§ **GOAL**: All the entries need to be quoted exactly, apart from the pictures, which you should drop.

§ **DATASET EXCERPTS**:
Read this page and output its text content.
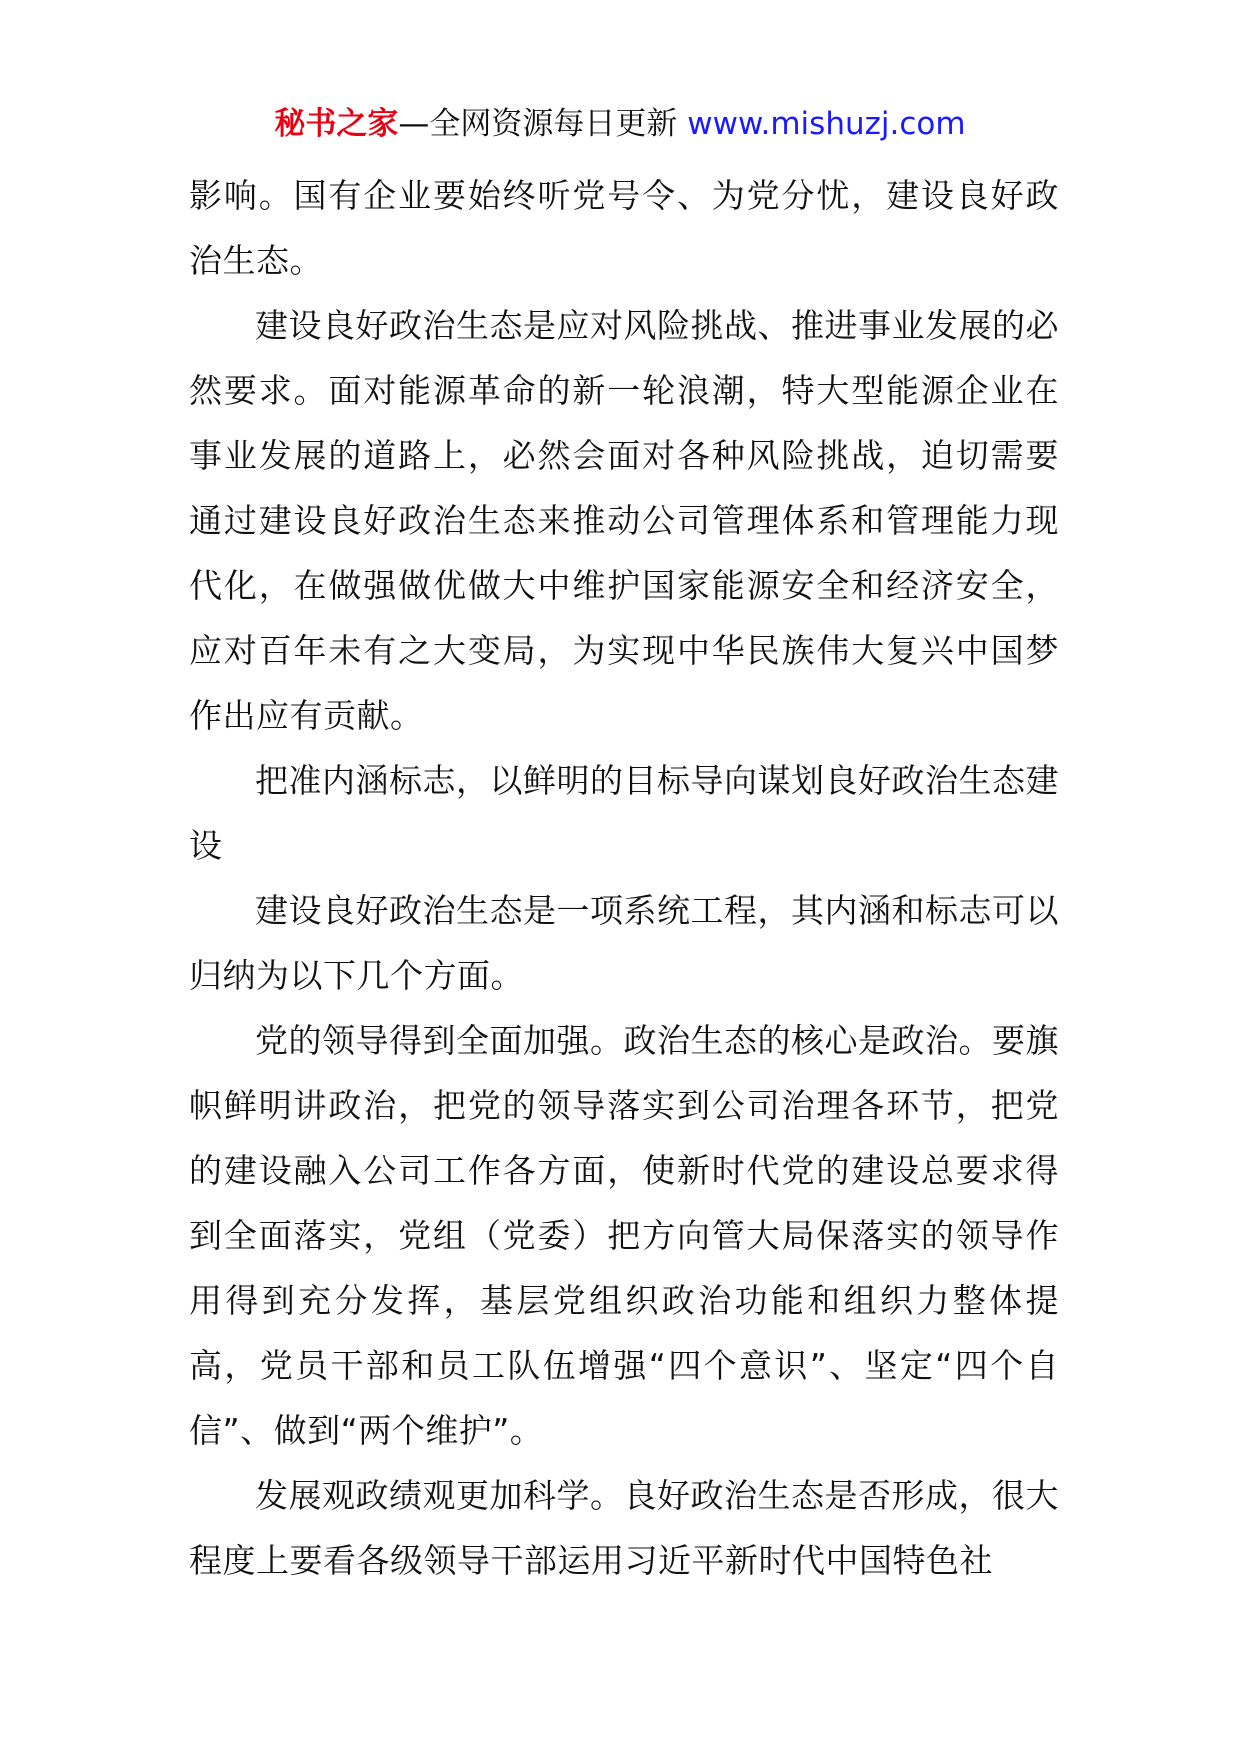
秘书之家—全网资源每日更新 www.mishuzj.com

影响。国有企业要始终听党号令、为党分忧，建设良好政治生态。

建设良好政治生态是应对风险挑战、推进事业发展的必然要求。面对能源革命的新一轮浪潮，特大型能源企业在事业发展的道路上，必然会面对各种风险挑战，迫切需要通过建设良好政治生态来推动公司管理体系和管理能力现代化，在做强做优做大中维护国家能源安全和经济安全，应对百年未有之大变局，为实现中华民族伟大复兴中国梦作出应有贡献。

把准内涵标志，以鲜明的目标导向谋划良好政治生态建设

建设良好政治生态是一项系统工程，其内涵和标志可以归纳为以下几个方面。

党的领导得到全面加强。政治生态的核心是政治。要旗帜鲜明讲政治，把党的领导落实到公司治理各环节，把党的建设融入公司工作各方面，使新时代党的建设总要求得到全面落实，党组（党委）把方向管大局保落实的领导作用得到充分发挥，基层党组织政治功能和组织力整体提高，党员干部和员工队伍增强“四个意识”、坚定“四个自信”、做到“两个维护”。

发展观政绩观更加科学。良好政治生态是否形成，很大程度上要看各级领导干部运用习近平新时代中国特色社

§ **RESPONSE TO THE TASK**:
Read this page and output its text content.
秘书之家—全网资源每日更新 www.mishuzj.com

影响。国有企业要始终听党号令、为党分忧，建设良好政治生态。

建设良好政治生态是应对风险挑战、推进事业发展的必然要求。面对能源革命的新一轮浪潮，特大型能源企业在事业发展的道路上，必然会面对各种风险挑战，迫切需要通过建设良好政治生态来推动公司管理体系和管理能力现代化，在做强做优做大中维护国家能源安全和经济安全，应对百年未有之大变局，为实现中华民族伟大复兴中国梦作出应有贡献。

把准内涵标志，以鲜明的目标导向谋划良好政治生态建设

建设良好政治生态是一项系统工程，其内涵和标志可以归纳为以下几个方面。

党的领导得到全面加强。政治生态的核心是政治。要旗帜鲜明讲政治，把党的领导落实到公司治理各环节，把党的建设融入公司工作各方面，使新时代党的建设总要求得到全面落实，党组（党委）把方向管大局保落实的领导作用得到充分发挥，基层党组织政治功能和组织力整体提高，党员干部和员工队伍增强“四个意识”、坚定“四个自信”、做到“两个维护”。

发展观政绩观更加科学。良好政治生态是否形成，很大程度上要看各级领导干部运用习近平新时代中国特色社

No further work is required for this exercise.